• _VOTRE TÂCHE_
Les affirmations suivantes sont-elles conformes au texte sur le butō ? (a) La première pièce de butō s'inspire d'un roman de Yukio Mishima. (b) Mishima a rejeté cette nouvelle forme de danse. (c) Kazuo Ōno est vu comme l'architecte du butō. Pour chacune, répondez par oui ou non, en citant mot pour mot les mots du texte qui tranchent.

• _TEXTE SOURCE_
--

Les blessures de la guerre sont loin d’être pansées en cette année 1959 où tout a commencé. Les blessures sont là mais les formes traditionnelles de l’art nippon ne semblent pas vouloir tomber leur masque. Le nō et le kabuki s’agrippent à leur semblant séculaire et aucune catharsis ne paraît possible, tant pour l’artiste que pour le public.

C’est là que par un soir de scandale, Tatsumi Hijikata (1928-1986) réinvente les codes. C’est la première de Kinjiki, ou « Les couleurs interdites », première pièce de butō de l’histoire inspirée du roman éponyme de Yukio Mishima. Tout ce que l’on ne souhaiterait pas voir est sur la scène : des corps presque nus, des mouvements nouveaux et disgracieux, le thème de l’homosexualité abordé à coup de symbolismes grinçants – le personnage principal étreignant entre ses cuisses un coq restera dans les cœurs prudes des premiers commentateurs. Malheureusement pour eux, Mishima adore et son support contribue au succès de cette nouvelle forme de danse qui se développera et se réinventera au cours des décennies suivantes. Parmi tant d’autres, deux noms resteront gravés à jamais dans l’histoire primitive du butō : Tatsumi Hijikata, nous l’avons vu, brutal, incendiaire et grand maître d’orchestre des danses en groupe, et Kazuo Ōno, mystique, intimiste et fleur solitaire. Si le premier est considéré l’architecte du butō, le second en est l’âme.

--

(Données extraites d'une collection)

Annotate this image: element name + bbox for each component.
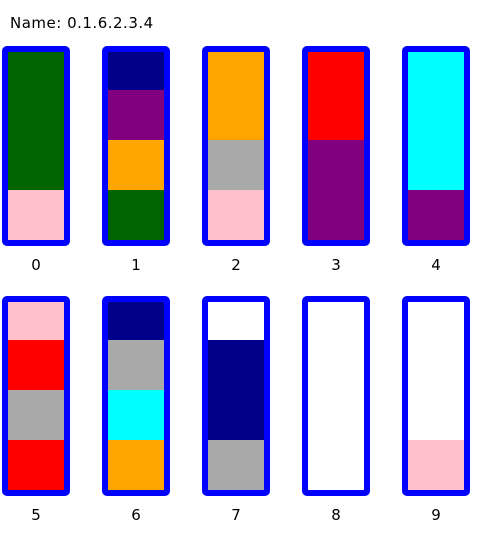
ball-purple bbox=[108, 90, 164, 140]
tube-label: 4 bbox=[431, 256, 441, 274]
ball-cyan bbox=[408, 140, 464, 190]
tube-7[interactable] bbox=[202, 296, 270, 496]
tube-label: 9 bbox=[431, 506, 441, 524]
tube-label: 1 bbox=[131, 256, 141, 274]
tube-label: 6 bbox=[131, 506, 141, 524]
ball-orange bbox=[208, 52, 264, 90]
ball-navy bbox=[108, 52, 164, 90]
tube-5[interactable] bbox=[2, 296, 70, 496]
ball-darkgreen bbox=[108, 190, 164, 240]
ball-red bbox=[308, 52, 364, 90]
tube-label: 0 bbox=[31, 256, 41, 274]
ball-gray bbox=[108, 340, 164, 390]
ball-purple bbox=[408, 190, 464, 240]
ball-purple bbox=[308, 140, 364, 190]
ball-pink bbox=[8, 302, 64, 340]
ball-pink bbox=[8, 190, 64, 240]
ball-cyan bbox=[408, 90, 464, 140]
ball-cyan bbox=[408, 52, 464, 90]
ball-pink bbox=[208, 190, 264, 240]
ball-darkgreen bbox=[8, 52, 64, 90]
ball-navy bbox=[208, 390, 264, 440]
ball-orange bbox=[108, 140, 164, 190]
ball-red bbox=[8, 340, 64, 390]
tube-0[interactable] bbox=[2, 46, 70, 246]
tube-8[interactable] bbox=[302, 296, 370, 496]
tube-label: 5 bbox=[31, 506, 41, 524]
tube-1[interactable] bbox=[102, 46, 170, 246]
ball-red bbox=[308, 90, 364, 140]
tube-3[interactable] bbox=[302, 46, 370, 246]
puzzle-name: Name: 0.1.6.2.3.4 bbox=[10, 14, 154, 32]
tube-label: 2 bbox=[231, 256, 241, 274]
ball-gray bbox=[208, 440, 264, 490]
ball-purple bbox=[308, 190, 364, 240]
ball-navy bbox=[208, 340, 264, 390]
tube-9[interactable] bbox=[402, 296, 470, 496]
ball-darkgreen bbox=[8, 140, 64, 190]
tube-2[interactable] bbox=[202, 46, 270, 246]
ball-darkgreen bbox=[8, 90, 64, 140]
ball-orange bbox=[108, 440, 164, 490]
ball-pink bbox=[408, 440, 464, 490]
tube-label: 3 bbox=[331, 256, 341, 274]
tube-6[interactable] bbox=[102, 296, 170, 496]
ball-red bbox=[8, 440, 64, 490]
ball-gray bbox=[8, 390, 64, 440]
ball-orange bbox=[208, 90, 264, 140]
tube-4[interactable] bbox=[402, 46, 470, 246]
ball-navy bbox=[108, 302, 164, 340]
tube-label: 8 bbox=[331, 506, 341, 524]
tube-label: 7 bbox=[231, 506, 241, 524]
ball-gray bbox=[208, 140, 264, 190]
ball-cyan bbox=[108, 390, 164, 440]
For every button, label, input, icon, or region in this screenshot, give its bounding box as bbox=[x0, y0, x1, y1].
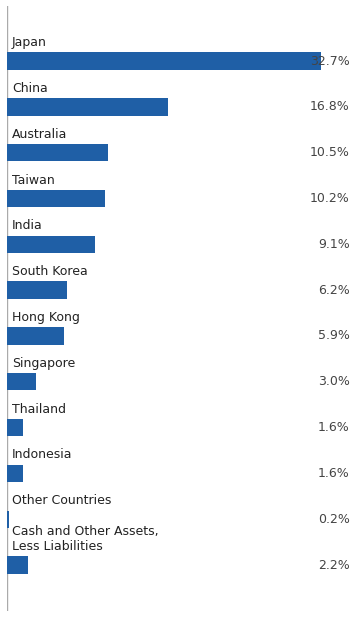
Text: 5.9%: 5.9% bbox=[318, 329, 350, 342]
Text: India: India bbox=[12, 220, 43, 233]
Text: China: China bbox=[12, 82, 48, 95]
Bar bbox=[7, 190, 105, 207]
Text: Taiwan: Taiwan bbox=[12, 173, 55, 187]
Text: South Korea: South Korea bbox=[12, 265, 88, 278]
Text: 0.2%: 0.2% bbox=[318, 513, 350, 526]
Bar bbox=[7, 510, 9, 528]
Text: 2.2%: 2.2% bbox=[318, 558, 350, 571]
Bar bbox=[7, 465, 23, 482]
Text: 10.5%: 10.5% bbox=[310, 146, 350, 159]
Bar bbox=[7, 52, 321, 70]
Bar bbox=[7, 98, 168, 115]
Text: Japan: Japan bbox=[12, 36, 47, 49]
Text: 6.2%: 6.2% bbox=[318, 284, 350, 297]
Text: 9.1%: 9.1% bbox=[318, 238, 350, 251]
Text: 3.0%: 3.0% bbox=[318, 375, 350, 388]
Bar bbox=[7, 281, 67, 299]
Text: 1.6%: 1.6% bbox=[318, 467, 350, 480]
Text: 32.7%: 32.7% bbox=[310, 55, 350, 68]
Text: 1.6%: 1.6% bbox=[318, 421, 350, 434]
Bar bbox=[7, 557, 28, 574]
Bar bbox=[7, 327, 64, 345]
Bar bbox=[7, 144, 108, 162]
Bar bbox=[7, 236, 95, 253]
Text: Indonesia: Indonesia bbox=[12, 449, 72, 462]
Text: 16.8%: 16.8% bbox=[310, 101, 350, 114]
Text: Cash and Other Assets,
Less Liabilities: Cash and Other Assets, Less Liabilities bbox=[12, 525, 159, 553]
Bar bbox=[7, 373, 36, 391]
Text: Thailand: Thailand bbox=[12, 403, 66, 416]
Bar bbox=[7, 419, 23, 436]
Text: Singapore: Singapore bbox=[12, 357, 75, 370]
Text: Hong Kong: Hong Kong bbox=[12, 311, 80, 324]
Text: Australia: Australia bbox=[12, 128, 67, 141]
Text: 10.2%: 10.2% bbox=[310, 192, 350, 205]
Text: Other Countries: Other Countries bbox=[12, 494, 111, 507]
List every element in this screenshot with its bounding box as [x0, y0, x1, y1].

--

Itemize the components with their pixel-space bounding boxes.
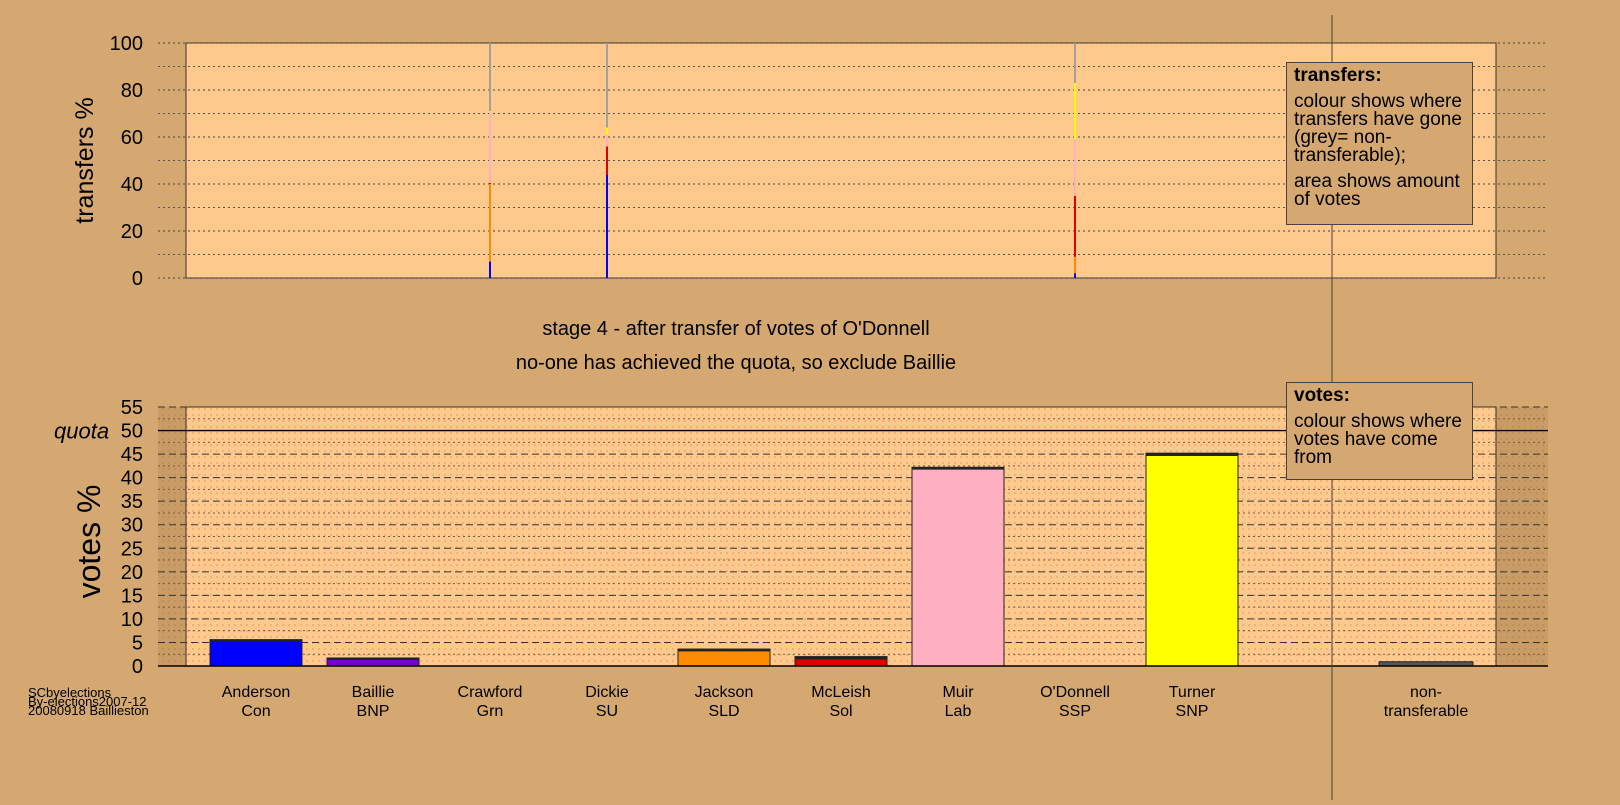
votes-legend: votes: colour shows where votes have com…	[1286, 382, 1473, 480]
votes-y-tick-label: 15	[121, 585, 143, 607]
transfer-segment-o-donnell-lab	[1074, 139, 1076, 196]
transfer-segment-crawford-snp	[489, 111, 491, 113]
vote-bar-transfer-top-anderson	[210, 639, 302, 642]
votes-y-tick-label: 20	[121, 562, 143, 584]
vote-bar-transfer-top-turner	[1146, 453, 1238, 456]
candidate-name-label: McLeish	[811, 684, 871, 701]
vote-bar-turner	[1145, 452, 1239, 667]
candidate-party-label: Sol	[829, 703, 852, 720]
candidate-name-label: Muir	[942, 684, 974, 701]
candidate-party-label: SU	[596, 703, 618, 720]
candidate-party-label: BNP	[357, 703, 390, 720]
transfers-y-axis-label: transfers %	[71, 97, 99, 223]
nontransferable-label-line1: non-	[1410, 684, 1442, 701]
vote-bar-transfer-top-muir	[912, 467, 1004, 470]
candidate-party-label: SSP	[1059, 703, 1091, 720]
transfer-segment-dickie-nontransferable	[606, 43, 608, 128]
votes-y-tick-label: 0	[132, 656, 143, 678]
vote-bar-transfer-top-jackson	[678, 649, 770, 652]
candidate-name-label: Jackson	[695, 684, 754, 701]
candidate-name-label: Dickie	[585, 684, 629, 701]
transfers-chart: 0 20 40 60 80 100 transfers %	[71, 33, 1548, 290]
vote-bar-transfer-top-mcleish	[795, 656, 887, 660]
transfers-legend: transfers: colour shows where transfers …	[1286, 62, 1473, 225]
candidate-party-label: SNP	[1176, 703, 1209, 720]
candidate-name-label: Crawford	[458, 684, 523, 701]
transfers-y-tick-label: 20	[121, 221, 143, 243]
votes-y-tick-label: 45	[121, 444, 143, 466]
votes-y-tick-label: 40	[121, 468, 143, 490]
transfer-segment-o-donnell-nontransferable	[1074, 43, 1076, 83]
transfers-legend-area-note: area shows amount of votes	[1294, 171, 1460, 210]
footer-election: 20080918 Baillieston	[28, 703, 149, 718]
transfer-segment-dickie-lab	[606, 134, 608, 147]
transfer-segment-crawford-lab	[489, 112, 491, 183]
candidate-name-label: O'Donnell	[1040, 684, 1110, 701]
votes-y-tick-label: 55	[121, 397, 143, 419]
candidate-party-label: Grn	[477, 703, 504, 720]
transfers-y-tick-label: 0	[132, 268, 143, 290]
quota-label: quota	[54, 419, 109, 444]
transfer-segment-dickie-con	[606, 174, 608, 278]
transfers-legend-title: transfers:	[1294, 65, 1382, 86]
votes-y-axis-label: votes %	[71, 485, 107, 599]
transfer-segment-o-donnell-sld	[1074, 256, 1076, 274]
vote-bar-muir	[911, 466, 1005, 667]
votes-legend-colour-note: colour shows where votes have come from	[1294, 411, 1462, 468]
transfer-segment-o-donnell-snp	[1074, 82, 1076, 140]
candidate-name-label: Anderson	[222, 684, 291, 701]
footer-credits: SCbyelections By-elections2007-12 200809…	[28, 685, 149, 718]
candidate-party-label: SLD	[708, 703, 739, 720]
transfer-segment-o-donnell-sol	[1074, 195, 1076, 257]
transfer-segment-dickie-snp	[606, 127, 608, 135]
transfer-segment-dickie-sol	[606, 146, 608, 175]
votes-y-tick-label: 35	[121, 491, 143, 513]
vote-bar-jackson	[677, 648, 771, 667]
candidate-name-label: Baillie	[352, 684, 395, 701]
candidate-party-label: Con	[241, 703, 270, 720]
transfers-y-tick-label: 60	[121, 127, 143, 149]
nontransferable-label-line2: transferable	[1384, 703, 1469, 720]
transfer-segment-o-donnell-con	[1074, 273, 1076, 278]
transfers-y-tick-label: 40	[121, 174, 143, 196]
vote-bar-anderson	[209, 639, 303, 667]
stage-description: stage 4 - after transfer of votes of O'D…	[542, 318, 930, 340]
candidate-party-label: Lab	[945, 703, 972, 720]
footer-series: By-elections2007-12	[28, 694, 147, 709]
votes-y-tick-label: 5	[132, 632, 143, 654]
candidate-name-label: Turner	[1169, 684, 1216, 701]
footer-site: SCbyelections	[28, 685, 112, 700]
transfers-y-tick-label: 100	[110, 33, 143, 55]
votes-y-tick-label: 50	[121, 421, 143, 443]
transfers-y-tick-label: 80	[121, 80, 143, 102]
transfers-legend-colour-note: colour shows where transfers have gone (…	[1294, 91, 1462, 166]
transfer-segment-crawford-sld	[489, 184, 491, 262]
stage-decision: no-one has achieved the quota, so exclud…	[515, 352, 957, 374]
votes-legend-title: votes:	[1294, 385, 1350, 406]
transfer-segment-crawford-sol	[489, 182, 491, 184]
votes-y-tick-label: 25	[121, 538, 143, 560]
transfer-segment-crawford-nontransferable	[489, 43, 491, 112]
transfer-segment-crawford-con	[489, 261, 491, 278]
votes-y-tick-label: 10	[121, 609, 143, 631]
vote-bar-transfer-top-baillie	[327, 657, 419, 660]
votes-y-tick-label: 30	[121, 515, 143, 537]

--

• _RÉPONSE_
(a) Oui : « première pièce de butō de l’histoire inspirée du roman éponyme de Yukio Mishima ».
(b) Non : « Mishima adore et son support contribue au succès de cette nouvelle forme de danse ».
(c) Non : « Si le premier est considéré l’architecte du butō, le second en est l’âme. »